[Aim]: Leave out the pictures, and quote exactly the lines running from the one with "Transcribe this image's" through the last line of the entries below.
──────── Input records
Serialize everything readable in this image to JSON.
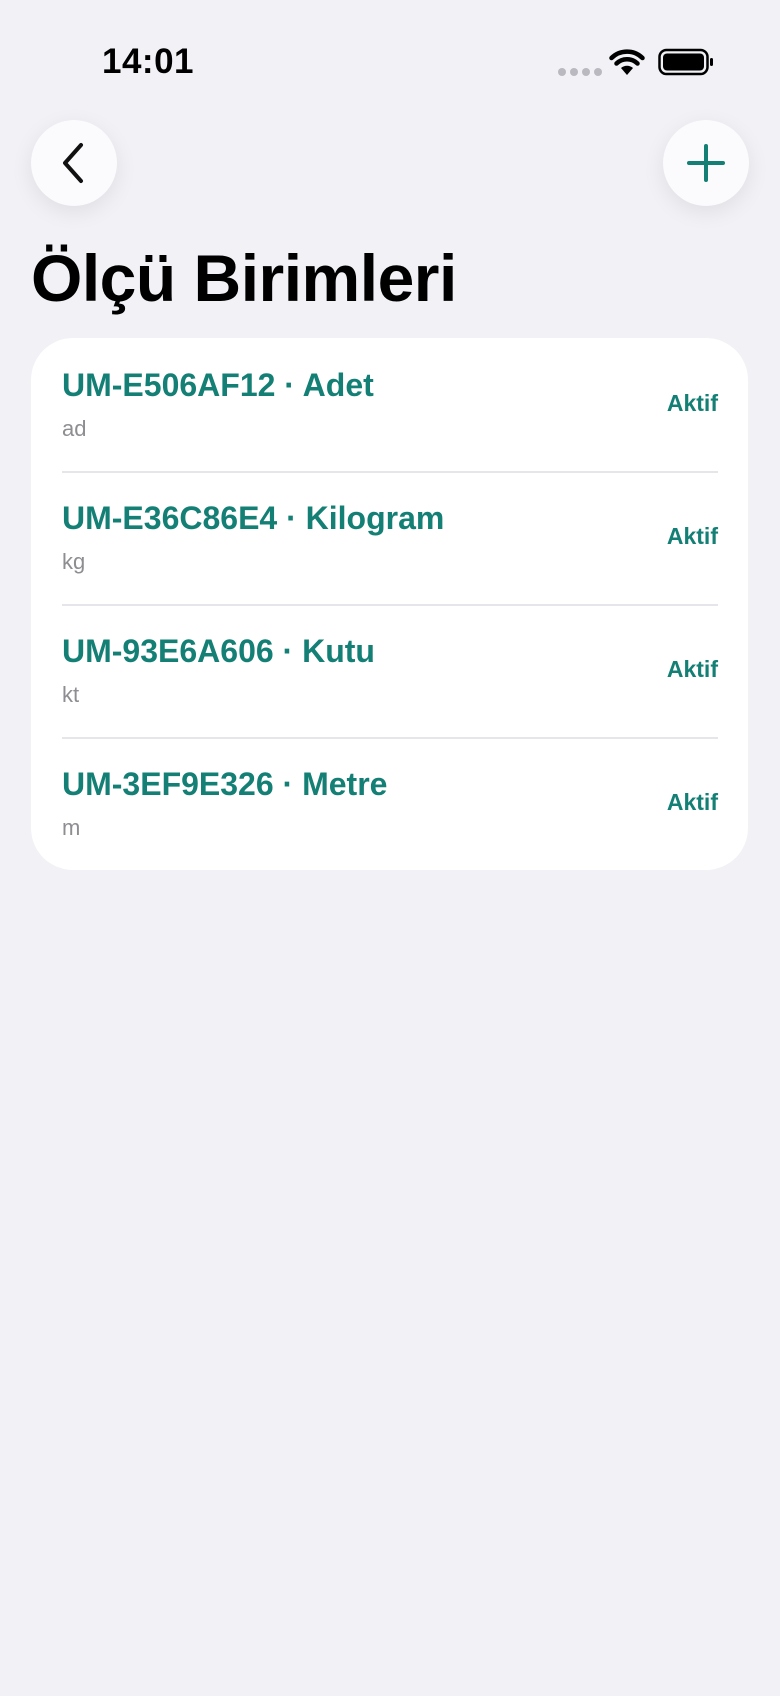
{
  "status_bar": {
    "time": "14:01"
  },
  "header": {
    "back_icon": "chevron-left-icon",
    "add_icon": "plus-icon",
    "accent_color": "#147f75"
  },
  "page": {
    "title": "Ölçü Birimleri"
  },
  "units": [
    {
      "title": "UM-E506AF12 · Adet",
      "abbr": "ad",
      "status": "Aktif"
    },
    {
      "title": "UM-E36C86E4 · Kilogram",
      "abbr": "kg",
      "status": "Aktif"
    },
    {
      "title": "UM-93E6A606 · Kutu",
      "abbr": "kt",
      "status": "Aktif"
    },
    {
      "title": "UM-3EF9E326 · Metre",
      "abbr": "m",
      "status": "Aktif"
    }
  ]
}
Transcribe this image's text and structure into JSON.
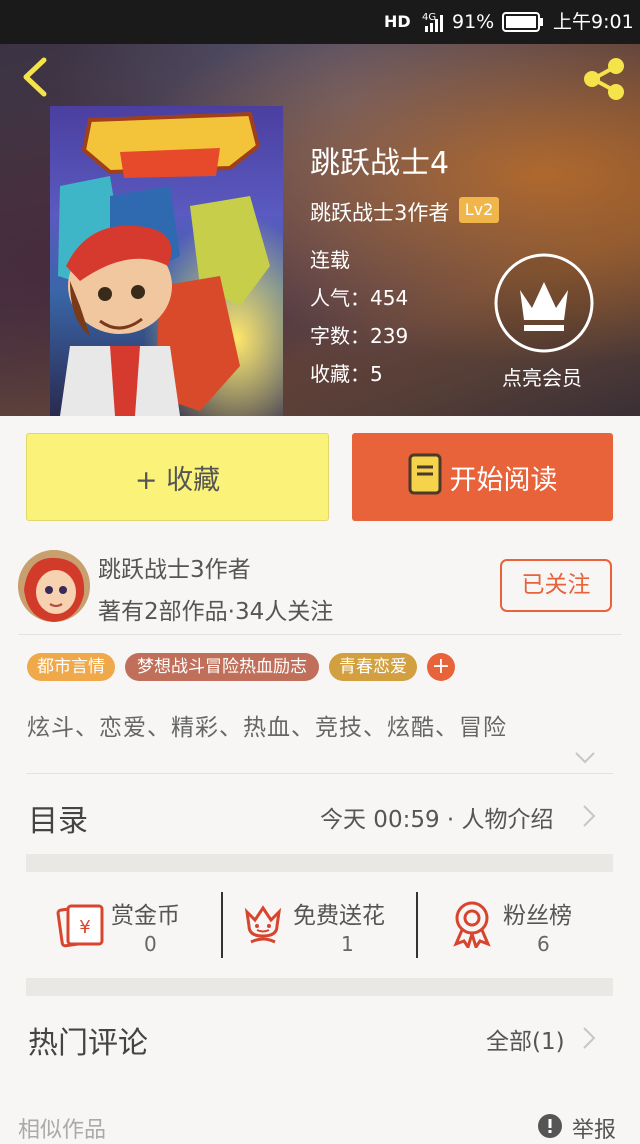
{
  "status_bar": {
    "hd": "HD",
    "network": "4G",
    "battery": "91%",
    "time": "上午9:01"
  },
  "book": {
    "title": "跳跃战士4",
    "author": "跳跃战士3作者",
    "level": "Lv2",
    "status": "连载",
    "popularity_label": "人气：",
    "popularity": "454",
    "words_label": "字数：",
    "words": "239",
    "favorites_label": "收藏：",
    "favorites": "5",
    "vip_label": "点亮会员"
  },
  "actions": {
    "collect": "+ 收藏",
    "read": "开始阅读"
  },
  "author_card": {
    "name": "跳跃战士3作者",
    "stats": "著有2部作品·34人关注",
    "follow_button": "已关注"
  },
  "tags": [
    {
      "label": "都市言情",
      "color": "#f0a94a"
    },
    {
      "label": "梦想战斗冒险热血励志",
      "color": "#c0705a"
    },
    {
      "label": "青春恋爱",
      "color": "#d2a040"
    }
  ],
  "tag_add": "+",
  "keywords": "炫斗、恋爱、精彩、热血、竞技、炫酷、冒险",
  "catalog": {
    "label": "目录",
    "latest": "今天 00:59 · 人物介绍"
  },
  "stats": [
    {
      "label": "赏金币",
      "value": "0",
      "icon": "red-envelope-icon"
    },
    {
      "label": "免费送花",
      "value": "1",
      "icon": "flower-icon"
    },
    {
      "label": "粉丝榜",
      "value": "6",
      "icon": "medal-icon"
    }
  ],
  "comments": {
    "label": "热门评论",
    "all": "全部(1)"
  },
  "similar": {
    "label": "相似作品",
    "report": "举报"
  },
  "colors": {
    "accent": "#e8623a",
    "collect_bg": "#fbf27a",
    "stat_icon": "#d8452e"
  }
}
────────────────
[Exercise result]:
Transcribe this image's text and structure into JSON.
{
  "status_bar": {
    "hd": "HD",
    "network": "4G",
    "battery": "91%",
    "time": "上午9:01"
  },
  "book": {
    "title": "跳跃战士4",
    "author": "跳跃战士3作者",
    "level": "Lv2",
    "status": "连载",
    "popularity_label": "人气：",
    "popularity": "454",
    "words_label": "字数：",
    "words": "239",
    "favorites_label": "收藏：",
    "favorites": "5",
    "vip_label": "点亮会员"
  },
  "actions": {
    "collect": "+ 收藏",
    "read": "开始阅读"
  },
  "author_card": {
    "name": "跳跃战士3作者",
    "stats": "著有2部作品·34人关注",
    "follow_button": "已关注"
  },
  "tags": [
    {
      "label": "都市言情",
      "color": "#f0a94a"
    },
    {
      "label": "梦想战斗冒险热血励志",
      "color": "#c0705a"
    },
    {
      "label": "青春恋爱",
      "color": "#d2a040"
    }
  ],
  "tag_add": "+",
  "keywords": "炫斗、恋爱、精彩、热血、竞技、炫酷、冒险",
  "catalog": {
    "label": "目录",
    "latest": "今天 00:59 · 人物介绍"
  },
  "stats": [
    {
      "label": "赏金币",
      "value": "0",
      "icon": "red-envelope-icon"
    },
    {
      "label": "免费送花",
      "value": "1",
      "icon": "flower-icon"
    },
    {
      "label": "粉丝榜",
      "value": "6",
      "icon": "medal-icon"
    }
  ],
  "comments": {
    "label": "热门评论",
    "all": "全部(1)"
  },
  "similar": {
    "label": "相似作品",
    "report": "举报"
  },
  "colors": {
    "accent": "#e8623a",
    "collect_bg": "#fbf27a",
    "stat_icon": "#d8452e"
  }
}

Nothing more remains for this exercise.